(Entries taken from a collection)
--- begin ---

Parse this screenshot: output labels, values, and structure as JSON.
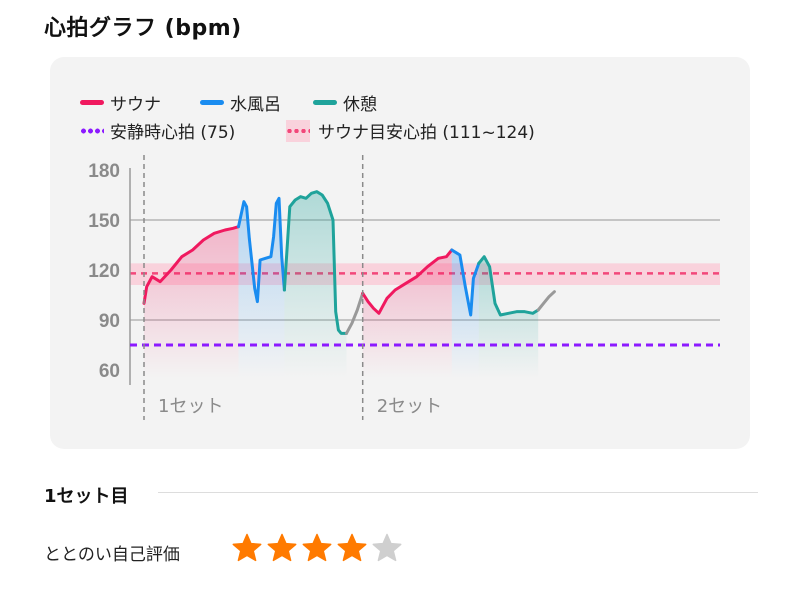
{
  "header": {
    "title": "心拍グラフ (bpm)"
  },
  "legend": {
    "sauna": "サウナ",
    "water_bath": "水風呂",
    "rest": "休憩",
    "resting_hr": "安静時心拍 (75)",
    "target_band": "サウナ目安心拍 (111~124)"
  },
  "colors": {
    "sauna": "#f0195f",
    "water_bath": "#1a8cf0",
    "rest": "#1fa39b",
    "transition": "#999999",
    "resting_hr": "#8c1aff",
    "target_band": "#f9d2dc",
    "star_on": "#ff7a00",
    "star_off": "#cfcfcf"
  },
  "chart_data": {
    "type": "line",
    "title": "心拍グラフ (bpm)",
    "ylabel": "bpm",
    "yticks": [
      180,
      150,
      120,
      90,
      60
    ],
    "ylim": [
      60,
      180
    ],
    "sets": [
      "1セット",
      "2セット"
    ],
    "resting_hr": 75,
    "target_band": [
      111,
      124
    ],
    "series": [
      {
        "name": "サウナ",
        "phase": "sauna",
        "values": [
          [
            0,
            100
          ],
          [
            1,
            110
          ],
          [
            3,
            116
          ],
          [
            6,
            113
          ],
          [
            10,
            120
          ],
          [
            14,
            128
          ],
          [
            18,
            132
          ],
          [
            22,
            138
          ],
          [
            26,
            142
          ],
          [
            30,
            144
          ],
          [
            33,
            145
          ],
          [
            35,
            146
          ]
        ]
      },
      {
        "name": "水風呂",
        "phase": "water",
        "values": [
          [
            35,
            146
          ],
          [
            37,
            161
          ],
          [
            38,
            158
          ],
          [
            39,
            139
          ],
          [
            41,
            109
          ],
          [
            42,
            101
          ],
          [
            43,
            126
          ],
          [
            45,
            127
          ],
          [
            47,
            128
          ],
          [
            48,
            140
          ],
          [
            49,
            160
          ],
          [
            50,
            163
          ],
          [
            51,
            128
          ],
          [
            52,
            108
          ]
        ]
      },
      {
        "name": "休憩",
        "phase": "rest",
        "values": [
          [
            52,
            108
          ],
          [
            54,
            158
          ],
          [
            56,
            162
          ],
          [
            58,
            164
          ],
          [
            60,
            163
          ],
          [
            62,
            166
          ],
          [
            64,
            167
          ],
          [
            66,
            165
          ],
          [
            68,
            160
          ],
          [
            70,
            150
          ],
          [
            71,
            95
          ],
          [
            72,
            84
          ],
          [
            73,
            82
          ],
          [
            75,
            82
          ]
        ]
      },
      {
        "name": "",
        "phase": "transition",
        "values": [
          [
            75,
            82
          ],
          [
            77,
            88
          ],
          [
            79,
            96
          ],
          [
            81,
            106
          ]
        ]
      },
      {
        "name": "サウナ",
        "phase": "sauna",
        "values": [
          [
            81,
            106
          ],
          [
            83,
            101
          ],
          [
            85,
            97
          ],
          [
            87,
            94
          ],
          [
            88,
            97
          ],
          [
            90,
            103
          ],
          [
            93,
            108
          ],
          [
            97,
            112
          ],
          [
            101,
            116
          ],
          [
            105,
            122
          ],
          [
            109,
            127
          ],
          [
            112,
            128
          ],
          [
            114,
            132
          ]
        ]
      },
      {
        "name": "水風呂",
        "phase": "water",
        "values": [
          [
            114,
            132
          ],
          [
            116,
            130
          ],
          [
            117,
            129
          ],
          [
            119,
            110
          ],
          [
            121,
            93
          ],
          [
            122,
            115
          ],
          [
            124,
            124
          ]
        ]
      },
      {
        "name": "休憩",
        "phase": "rest",
        "values": [
          [
            124,
            124
          ],
          [
            126,
            128
          ],
          [
            128,
            122
          ],
          [
            130,
            100
          ],
          [
            132,
            93
          ],
          [
            135,
            94
          ],
          [
            138,
            95
          ],
          [
            141,
            95
          ],
          [
            144,
            94
          ],
          [
            146,
            96
          ]
        ]
      },
      {
        "name": "",
        "phase": "transition",
        "values": [
          [
            146,
            96
          ],
          [
            148,
            100
          ],
          [
            150,
            104
          ],
          [
            152,
            107
          ]
        ]
      }
    ],
    "set_markers": [
      0,
      81
    ],
    "x_label_positions": [
      0,
      81
    ]
  },
  "evaluation": {
    "section_title": "1セット目",
    "rating_label": "ととのい自己評価",
    "rating": 4,
    "max_rating": 5
  }
}
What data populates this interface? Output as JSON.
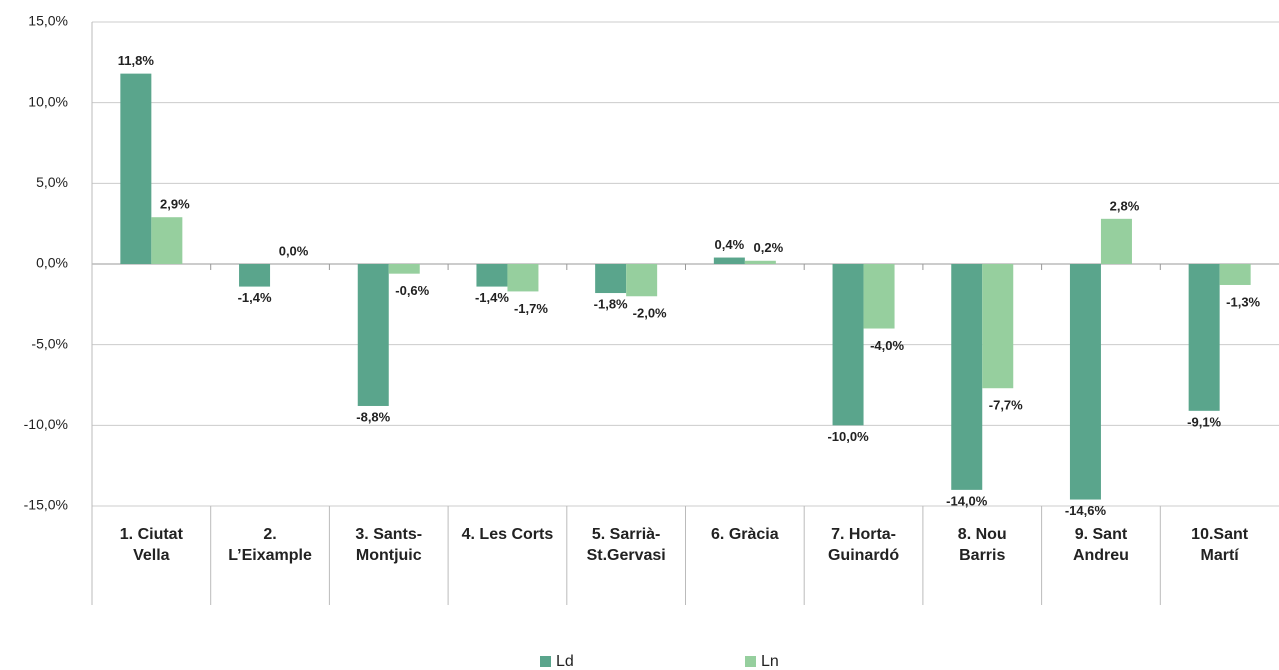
{
  "chart_data": {
    "type": "bar",
    "categories": [
      "1. Ciutat\nVella",
      "2.\nL’Eixample",
      "3. Sants-\nMontjuic",
      "4. Les Corts",
      "5. Sarrià-\nSt.Gervasi",
      "6. Gràcia",
      "7. Horta-\nGuinardó",
      "8. Nou\nBarris",
      "9. Sant\nAndreu",
      "10.Sant\nMartí"
    ],
    "series": [
      {
        "name": "Ld",
        "color": "#5aa58c",
        "values": [
          11.8,
          -1.4,
          -8.8,
          -1.4,
          -1.8,
          0.4,
          -10.0,
          -14.0,
          -14.6,
          -9.1
        ],
        "value_labels": [
          "11,8%",
          "-1,4%",
          "-8,8%",
          "-1,4%",
          "-1,8%",
          "0,4%",
          "-10,0%",
          "-14,0%",
          "-14,6%",
          "-9,1%"
        ]
      },
      {
        "name": "Ln",
        "color": "#96cf9e",
        "values": [
          2.9,
          0.0,
          -0.6,
          -1.7,
          -2.0,
          0.2,
          -4.0,
          -7.7,
          2.8,
          -1.3
        ],
        "value_labels": [
          "2,9%",
          "0,0%",
          "-0,6%",
          "-1,7%",
          "-2,0%",
          "0,2%",
          "-4,0%",
          "-7,7%",
          "2,8%",
          "-1,3%"
        ]
      }
    ],
    "ylim": [
      -15,
      15
    ],
    "yticks": [
      {
        "value": -15,
        "label": "-15,0%"
      },
      {
        "value": -10,
        "label": "-10,0%"
      },
      {
        "value": -5,
        "label": "-5,0%"
      },
      {
        "value": 0,
        "label": "0,0%"
      },
      {
        "value": 5,
        "label": "5,0%"
      },
      {
        "value": 10,
        "label": "10,0%"
      },
      {
        "value": 15,
        "label": "15,0%"
      }
    ],
    "grid": true,
    "legend": "bottom"
  }
}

--- end ---

WHAT IS EXPECTED:
Output a faithful copy of the data, with each picture left out.

SOLUTION:
Parse this screenshot: output labels, values, and structure as JSON.
{
  "header": {
    "title": "心拍グラフ (bpm)"
  },
  "legend": {
    "sauna": "サウナ",
    "water_bath": "水風呂",
    "rest": "休憩",
    "resting_hr": "安静時心拍 (75)",
    "target_band": "サウナ目安心拍 (111~124)"
  },
  "colors": {
    "sauna": "#f0195f",
    "water_bath": "#1a8cf0",
    "rest": "#1fa39b",
    "transition": "#999999",
    "resting_hr": "#8c1aff",
    "target_band": "#f9d2dc",
    "star_on": "#ff7a00",
    "star_off": "#cfcfcf"
  },
  "chart_data": {
    "type": "line",
    "title": "心拍グラフ (bpm)",
    "ylabel": "bpm",
    "yticks": [
      180,
      150,
      120,
      90,
      60
    ],
    "ylim": [
      60,
      180
    ],
    "sets": [
      "1セット",
      "2セット"
    ],
    "resting_hr": 75,
    "target_band": [
      111,
      124
    ],
    "series": [
      {
        "name": "サウナ",
        "phase": "sauna",
        "values": [
          [
            0,
            100
          ],
          [
            1,
            110
          ],
          [
            3,
            116
          ],
          [
            6,
            113
          ],
          [
            10,
            120
          ],
          [
            14,
            128
          ],
          [
            18,
            132
          ],
          [
            22,
            138
          ],
          [
            26,
            142
          ],
          [
            30,
            144
          ],
          [
            33,
            145
          ],
          [
            35,
            146
          ]
        ]
      },
      {
        "name": "水風呂",
        "phase": "water",
        "values": [
          [
            35,
            146
          ],
          [
            37,
            161
          ],
          [
            38,
            158
          ],
          [
            39,
            139
          ],
          [
            41,
            109
          ],
          [
            42,
            101
          ],
          [
            43,
            126
          ],
          [
            45,
            127
          ],
          [
            47,
            128
          ],
          [
            48,
            140
          ],
          [
            49,
            160
          ],
          [
            50,
            163
          ],
          [
            51,
            128
          ],
          [
            52,
            108
          ]
        ]
      },
      {
        "name": "休憩",
        "phase": "rest",
        "values": [
          [
            52,
            108
          ],
          [
            54,
            158
          ],
          [
            56,
            162
          ],
          [
            58,
            164
          ],
          [
            60,
            163
          ],
          [
            62,
            166
          ],
          [
            64,
            167
          ],
          [
            66,
            165
          ],
          [
            68,
            160
          ],
          [
            70,
            150
          ],
          [
            71,
            95
          ],
          [
            72,
            84
          ],
          [
            73,
            82
          ],
          [
            75,
            82
          ]
        ]
      },
      {
        "name": "",
        "phase": "transition",
        "values": [
          [
            75,
            82
          ],
          [
            77,
            88
          ],
          [
            79,
            96
          ],
          [
            81,
            106
          ]
        ]
      },
      {
        "name": "サウナ",
        "phase": "sauna",
        "values": [
          [
            81,
            106
          ],
          [
            83,
            101
          ],
          [
            85,
            97
          ],
          [
            87,
            94
          ],
          [
            88,
            97
          ],
          [
            90,
            103
          ],
          [
            93,
            108
          ],
          [
            97,
            112
          ],
          [
            101,
            116
          ],
          [
            105,
            122
          ],
          [
            109,
            127
          ],
          [
            112,
            128
          ],
          [
            114,
            132
          ]
        ]
      },
      {
        "name": "水風呂",
        "phase": "water",
        "values": [
          [
            114,
            132
          ],
          [
            116,
            130
          ],
          [
            117,
            129
          ],
          [
            119,
            110
          ],
          [
            121,
            93
          ],
          [
            122,
            115
          ],
          [
            124,
            124
          ]
        ]
      },
      {
        "name": "休憩",
        "phase": "rest",
        "values": [
          [
            124,
            124
          ],
          [
            126,
            128
          ],
          [
            128,
            122
          ],
          [
            130,
            100
          ],
          [
            132,
            93
          ],
          [
            135,
            94
          ],
          [
            138,
            95
          ],
          [
            141,
            95
          ],
          [
            144,
            94
          ],
          [
            146,
            96
          ]
        ]
      },
      {
        "name": "",
        "phase": "transition",
        "values": [
          [
            146,
            96
          ],
          [
            148,
            100
          ],
          [
            150,
            104
          ],
          [
            152,
            107
          ]
        ]
      }
    ],
    "set_markers": [
      0,
      81
    ],
    "x_label_positions": [
      0,
      81
    ]
  },
  "evaluation": {
    "section_title": "1セット目",
    "rating_label": "ととのい自己評価",
    "rating": 4,
    "max_rating": 5
  }
}
What data populates this interface? Output as JSON.
{
  "chart_data": {
    "type": "bar",
    "categories": [
      "1. Ciutat\nVella",
      "2.\nL’Eixample",
      "3. Sants-\nMontjuic",
      "4. Les Corts",
      "5. Sarrià-\nSt.Gervasi",
      "6. Gràcia",
      "7. Horta-\nGuinardó",
      "8. Nou\nBarris",
      "9. Sant\nAndreu",
      "10.Sant\nMartí"
    ],
    "series": [
      {
        "name": "Ld",
        "color": "#5aa58c",
        "values": [
          11.8,
          -1.4,
          -8.8,
          -1.4,
          -1.8,
          0.4,
          -10.0,
          -14.0,
          -14.6,
          -9.1
        ],
        "value_labels": [
          "11,8%",
          "-1,4%",
          "-8,8%",
          "-1,4%",
          "-1,8%",
          "0,4%",
          "-10,0%",
          "-14,0%",
          "-14,6%",
          "-9,1%"
        ]
      },
      {
        "name": "Ln",
        "color": "#96cf9e",
        "values": [
          2.9,
          0.0,
          -0.6,
          -1.7,
          -2.0,
          0.2,
          -4.0,
          -7.7,
          2.8,
          -1.3
        ],
        "value_labels": [
          "2,9%",
          "0,0%",
          "-0,6%",
          "-1,7%",
          "-2,0%",
          "0,2%",
          "-4,0%",
          "-7,7%",
          "2,8%",
          "-1,3%"
        ]
      }
    ],
    "ylim": [
      -15,
      15
    ],
    "yticks": [
      {
        "value": -15,
        "label": "-15,0%"
      },
      {
        "value": -10,
        "label": "-10,0%"
      },
      {
        "value": -5,
        "label": "-5,0%"
      },
      {
        "value": 0,
        "label": "0,0%"
      },
      {
        "value": 5,
        "label": "5,0%"
      },
      {
        "value": 10,
        "label": "10,0%"
      },
      {
        "value": 15,
        "label": "15,0%"
      }
    ],
    "grid": true,
    "legend": "bottom"
  }
}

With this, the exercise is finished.